*Job*: In the planning legislation passage below, which section of the Environmental Planning and Assessment Act lets any person in New South Wales apply to the Land and Environment Court about a breach of environmental law?

*Supplied passage*:
────────────────────
If it was deemed that 40 days was an unrealistic time frame, it might be appropriate to
extend that time. Another 10 or 20 days may not be harmful if an applicant knows that at the end of that period and in the
event of the council not making a decision the application would be consented to in the terms applied for. If that onus were
put on the council, the council would make sure, as it is perfectly capable of doing, that it dealt with minor developments
within 40 days, or whatever period was deemed necessary.
This legislation endeavours to bring together a number of issues which it is considered
superficially will speed up process and facilitate the consideration of certain matters. I agree with the intention to expedite
process and to make it more streamlined, but there are better ways to do it than those addressed in this legislation. For
example, there is a considerable concern about the provisions relating to integrated development. I have looked at this question
in some depth and I have great concern for developers who have to not only obtain development consent from a council, a process
which is appealable to the Land and Environment Court, but may also have to make an application under the current water, mining
or other Acts or obtain a licence under the environmental protection legislation.
It is poor process to have a system in which each of those elements is interwoven but
separately and independently appealable. Some time ago I looked at ways and means under the water Act to bring together the
provisions of licensing approvals for developments which required consent under the Environmental Planning and Assessment
Act. There was the absurd situation of having two separate processes, both appealable to the Land and Environment Court and under different time frames and different circumstances. That was
very frustrating for developers.
There certainly is a need to integrate that development. But this legislation gives no
indication that the process will be brought together efficiently or will be in the interests of the developer and other members
of the community. The processes that are spelled out in the legislation do not give the guarantees that the community seeks,
that is, that the assessment of the separate matters which have been deemed by the community and confirmed by this legislation
to be matters of individual consideration is carried out in a way that allows community input to the expert body that is issuing
the approval, whether it is the Department of Urban Affairs and Planning or the Minister. If the expert body makes a determination,
an objector should have a chance to test the veracity of the decision before it is lumped into the full process of consideration.
The legislation provides that the Minister or the council, depending on the classification
of the development, must seek approval from the various bodies. If that approval is not forthcoming, consent cannot issue.
The developer may be concerned because the approval may have been withheld by the expert body on unreasonable grounds. Conversely,
if approval is granted, in the community's view the approval may have been granted on unreasonable grounds. Apart from challenging
the matter in an in globo fashion well down the track, there does not appear to be a process by which the elements of individual
approvals can be tested in a way in which the community would have confidence.
That is not to say that sometimes consent will not be right; of course sometimes it will
be right. But this type of legislation is concerned with the protection of the rights of the community. It might be said that
under section 123 of the Environmental Planning and Assessment Act there is a fundamental principle that any person in New South Wales can apply to the Land and Environment Court about a breach of environmental law. However, that is a momentous procedure
to go through because the process has failed to provide an opportunity for examination much closer to the circumstances that
are being determined. I have no objection to the appeal process ultimately being rolled into one and there being one hearing
of a matter before the Land and Environment Court.
────────────────────
*Source data*:
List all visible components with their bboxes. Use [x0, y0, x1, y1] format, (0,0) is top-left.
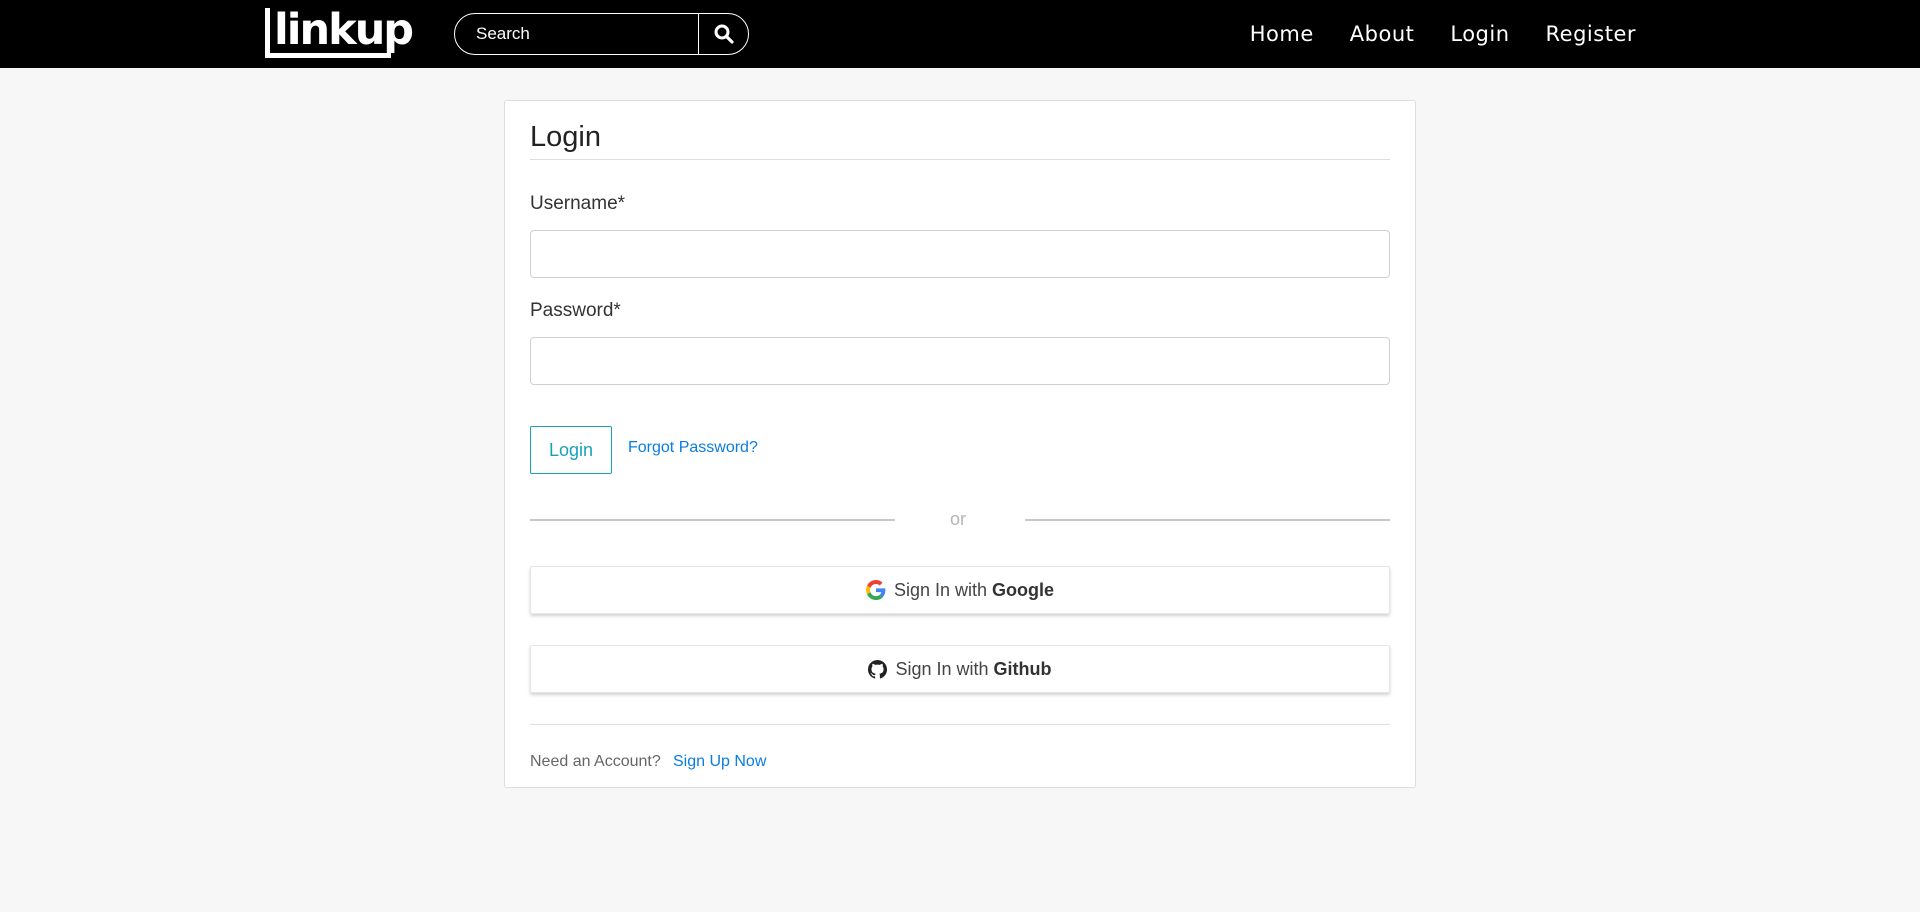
────────────────────
*Result for this task*: Section 123.